## EXERCISE OBJECTIVE
Each line below should be retyped exactly, with no pictures.

## PROVIDED DATA
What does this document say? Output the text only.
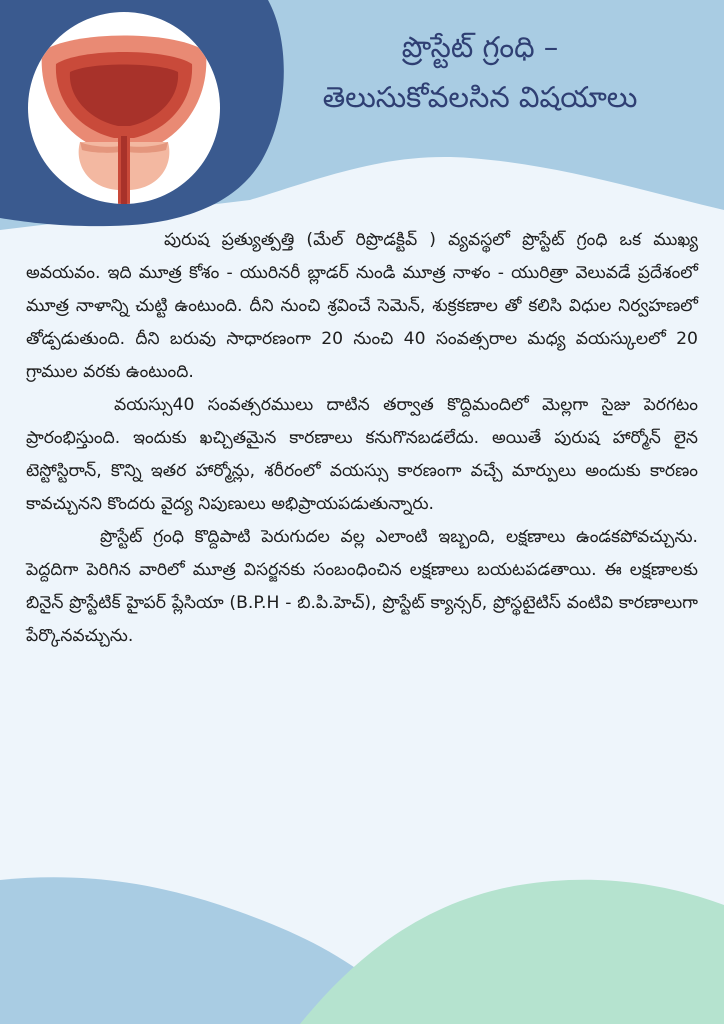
ప్రొస్టేట్ గ్రంధి –
తెలుసుకోవలసిన విషయాలు

పురుష ప్రత్యుత్పత్తి (మేల్ రిప్రొడక్టివ్ ) వ్యవస్థలో ప్రొస్టేట్ గ్రంధి ఒక ముఖ్య అవయవం. ఇది మూత్ర కోశం - యురినరీ బ్లాడర్ నుండి మూత్ర నాళం - యురిత్రా వెలువడే ప్రదేశంలో మూత్ర నాళాన్ని చుట్టి ఉంటుంది. దీని నుంచి శ్రవించే సెమెన్, శుక్రకణాల తో కలిసి విధుల నిర్వహణలో తోడ్పడుతుంది. దీని బరువు సాధారణంగా 20 నుంచి 40 సంవత్సరాల మధ్య వయస్కులలో 20 గ్రాముల వరకు ఉంటుంది.

వయస్సు40 సంవత్సరములు దాటిన తర్వాత కొద్దిమందిలో మెల్లగా సైజు పెరగటం ప్రారంభిస్తుంది. ఇందుకు ఖచ్చితమైన కారణాలు కనుగొనబడలేదు. అయితే పురుష హార్మోన్ లైన టెస్టోస్టిరాన్, కొన్ని ఇతర హార్మోన్లు, శరీరంలో వయస్సు కారణంగా వచ్చే మార్పులు అందుకు కారణం కావచ్చునని కొందరు వైద్య నిపుణులు అభిప్రాయపడుతున్నారు.

ప్రొస్టేట్ గ్రంధి కొద్దిపాటి పెరుగుదల వల్ల ఎలాంటి ఇబ్బంది, లక్షణాలు ఉండకపోవచ్చును. పెద్దదిగా పెరిగిన వారిలో మూత్ర విసర్జనకు సంబంధించిన లక్షణాలు బయటపడతాయి. ఈ లక్షణాలకు బినైన్ ప్రొస్టేటిక్ హైపర్ ప్లేసియా (B.P.H - బి.పి.హెచ్), ప్రొస్టేట్ క్యాన్సర్, ప్రోస్థటైటిస్ వంటివి కారణాలుగా పేర్కొనవచ్చును.
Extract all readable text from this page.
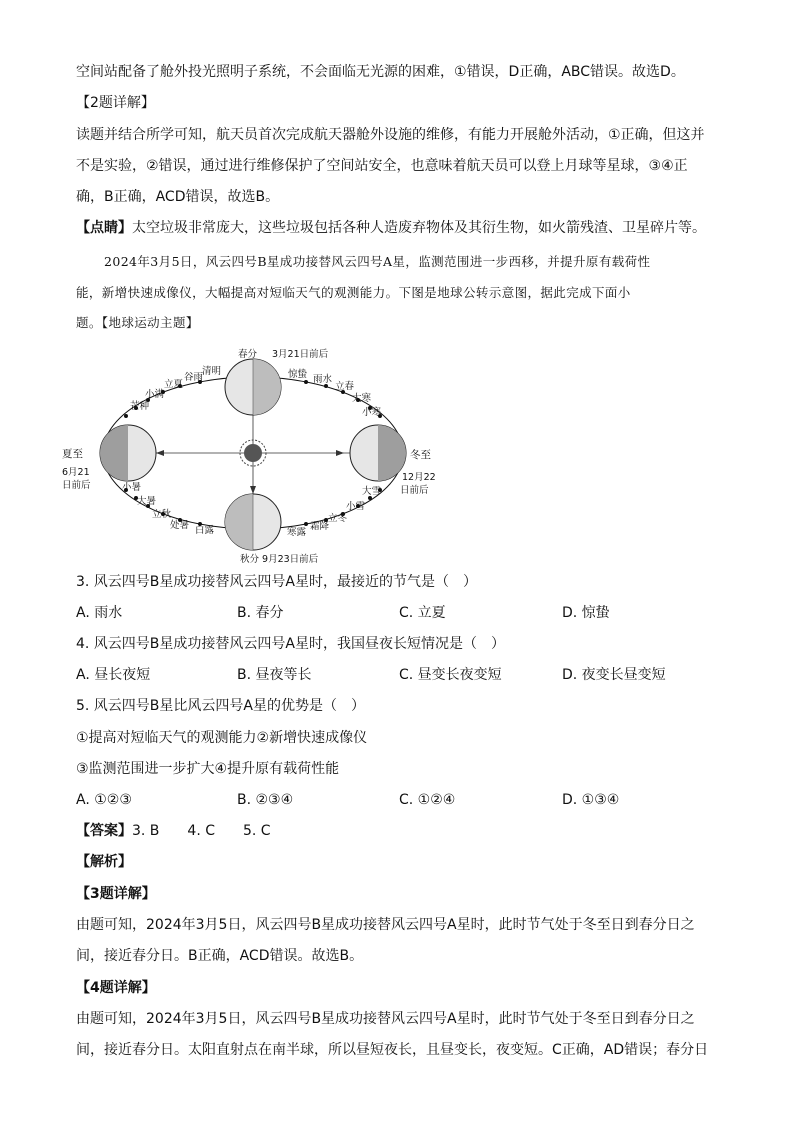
空间站配备了舱外投光照明子系统，不会面临无光源的困难，①错误，D正确，ABC错误。故选D。
【2题详解】
读题并结合所学可知，航天员首次完成航天器舱外设施的维修，有能力开展舱外活动，①正确，但这并
不是实验，②错误，通过进行维修保护了空间站安全，也意味着航天员可以登上月球等星球，③④正
确，B正确，ACD错误，故选B。
【点睛】太空垃圾非常庞大，这些垃圾包括各种人造废弃物体及其衍生物，如火箭残渣、卫星碎片等。
2024年3月5日，风云四号B星成功接替风云四号A星，监测范围进一步西移，并提升原有载荷性
能，新增快速成像仪，大幅提高对短临天气的观测能力。下图是地球公转示意图，据此完成下面小
题。【地球运动主题】
春分 3月21日前后
夏至
6月21
日前后
冬至
12月22
日前后
秋分 9月23日前后
清明
谷雨
立夏
小满
芒种
惊蛰 雨水
立春
大寒
小寒
小暑
大暑
立秋
处暑 白露
大雪
小雪
立冬
霜降
寒露
3. 风云四号B星成功接替风云四号A星时，最接近的节气是（　）
A. 雨水	B. 春分	C. 立夏	D. 惊蛰
4. 风云四号B星成功接替风云四号A星时，我国昼夜长短情况是（　）
A. 昼长夜短	B. 昼夜等长	C. 昼变长夜变短	D. 夜变长昼变短
5. 风云四号B星比风云四号A星的优势是（　）
①提高对短临天气的观测能力②新增快速成像仪
③监测范围进一步扩大④提升原有载荷性能
A. ①②③	B. ②③④	C. ①②④	D. ①③④
【答案】3. B　　4. C　　5. C
【解析】
【3题详解】
由题可知，2024年3月5日，风云四号B星成功接替风云四号A星时，此时节气处于冬至日到春分日之
间，接近春分日。B正确，ACD错误。故选B。
【4题详解】
由题可知，2024年3月5日，风云四号B星成功接替风云四号A星时，此时节气处于冬至日到春分日之
间，接近春分日。太阳直射点在南半球，所以昼短夜长，且昼变长，夜变短。C正确，AD错误；春分日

## FULL OUTPUT
What does this document say? Output the text only.
ప్రొస్టేట్ గ్రంధి –
తెలుసుకోవలసిన విషయాలు

పురుష ప్రత్యుత్పత్తి (మేల్ రిప్రొడక్టివ్ ) వ్యవస్థలో ప్రొస్టేట్ గ్రంధి ఒక ముఖ్య అవయవం. ఇది మూత్ర కోశం - యురినరీ బ్లాడర్ నుండి మూత్ర నాళం - యురిత్రా వెలువడే ప్రదేశంలో మూత్ర నాళాన్ని చుట్టి ఉంటుంది. దీని నుంచి శ్రవించే సెమెన్, శుక్రకణాల తో కలిసి విధుల నిర్వహణలో తోడ్పడుతుంది. దీని బరువు సాధారణంగా 20 నుంచి 40 సంవత్సరాల మధ్య వయస్కులలో 20 గ్రాముల వరకు ఉంటుంది.

వయస్సు40 సంవత్సరములు దాటిన తర్వాత కొద్దిమందిలో మెల్లగా సైజు పెరగటం ప్రారంభిస్తుంది. ఇందుకు ఖచ్చితమైన కారణాలు కనుగొనబడలేదు. అయితే పురుష హార్మోన్ లైన టెస్టోస్టిరాన్, కొన్ని ఇతర హార్మోన్లు, శరీరంలో వయస్సు కారణంగా వచ్చే మార్పులు అందుకు కారణం కావచ్చునని కొందరు వైద్య నిపుణులు అభిప్రాయపడుతున్నారు.

ప్రొస్టేట్ గ్రంధి కొద్దిపాటి పెరుగుదల వల్ల ఎలాంటి ఇబ్బంది, లక్షణాలు ఉండకపోవచ్చును. పెద్దదిగా పెరిగిన వారిలో మూత్ర విసర్జనకు సంబంధించిన లక్షణాలు బయటపడతాయి. ఈ లక్షణాలకు బినైన్ ప్రొస్టేటిక్ హైపర్ ప్లేసియా (B.P.H - బి.పి.హెచ్), ప్రొస్టేట్ క్యాన్సర్, ప్రోస్థటైటిస్ వంటివి కారణాలుగా పేర్కొనవచ్చును.
Extract all readable text from this page.
空间站配备了舱外投光照明子系统，不会面临无光源的困难，①错误，D正确，ABC错误。故选D。
【2题详解】
读题并结合所学可知，航天员首次完成航天器舱外设施的维修，有能力开展舱外活动，①正确，但这并
不是实验，②错误，通过进行维修保护了空间站安全，也意味着航天员可以登上月球等星球，③④正
确，B正确，ACD错误，故选B。
【点睛】太空垃圾非常庞大，这些垃圾包括各种人造废弃物体及其衍生物，如火箭残渣、卫星碎片等。
2024年3月5日，风云四号B星成功接替风云四号A星，监测范围进一步西移，并提升原有载荷性
能，新增快速成像仪，大幅提高对短临天气的观测能力。下图是地球公转示意图，据此完成下面小
题。【地球运动主题】
春分 3月21日前后
夏至
6月21
日前后
冬至
12月22
日前后
秋分 9月23日前后
清明
谷雨
立夏
小满
芒种
惊蛰 雨水
立春
大寒
小寒
小暑
大暑
立秋
处暑 白露
大雪
小雪
立冬
霜降
寒露
3. 风云四号B星成功接替风云四号A星时，最接近的节气是（　）
A. 雨水	B. 春分	C. 立夏	D. 惊蛰
4. 风云四号B星成功接替风云四号A星时，我国昼夜长短情况是（　）
A. 昼长夜短	B. 昼夜等长	C. 昼变长夜变短	D. 夜变长昼变短
5. 风云四号B星比风云四号A星的优势是（　）
①提高对短临天气的观测能力②新增快速成像仪
③监测范围进一步扩大④提升原有载荷性能
A. ①②③	B. ②③④	C. ①②④	D. ①③④
【答案】3. B　　4. C　　5. C
【解析】
【3题详解】
由题可知，2024年3月5日，风云四号B星成功接替风云四号A星时，此时节气处于冬至日到春分日之
间，接近春分日。B正确，ACD错误。故选B。
【4题详解】
由题可知，2024年3月5日，风云四号B星成功接替风云四号A星时，此时节气处于冬至日到春分日之
间，接近春分日。太阳直射点在南半球，所以昼短夜长，且昼变长，夜变短。C正确，AD错误；春分日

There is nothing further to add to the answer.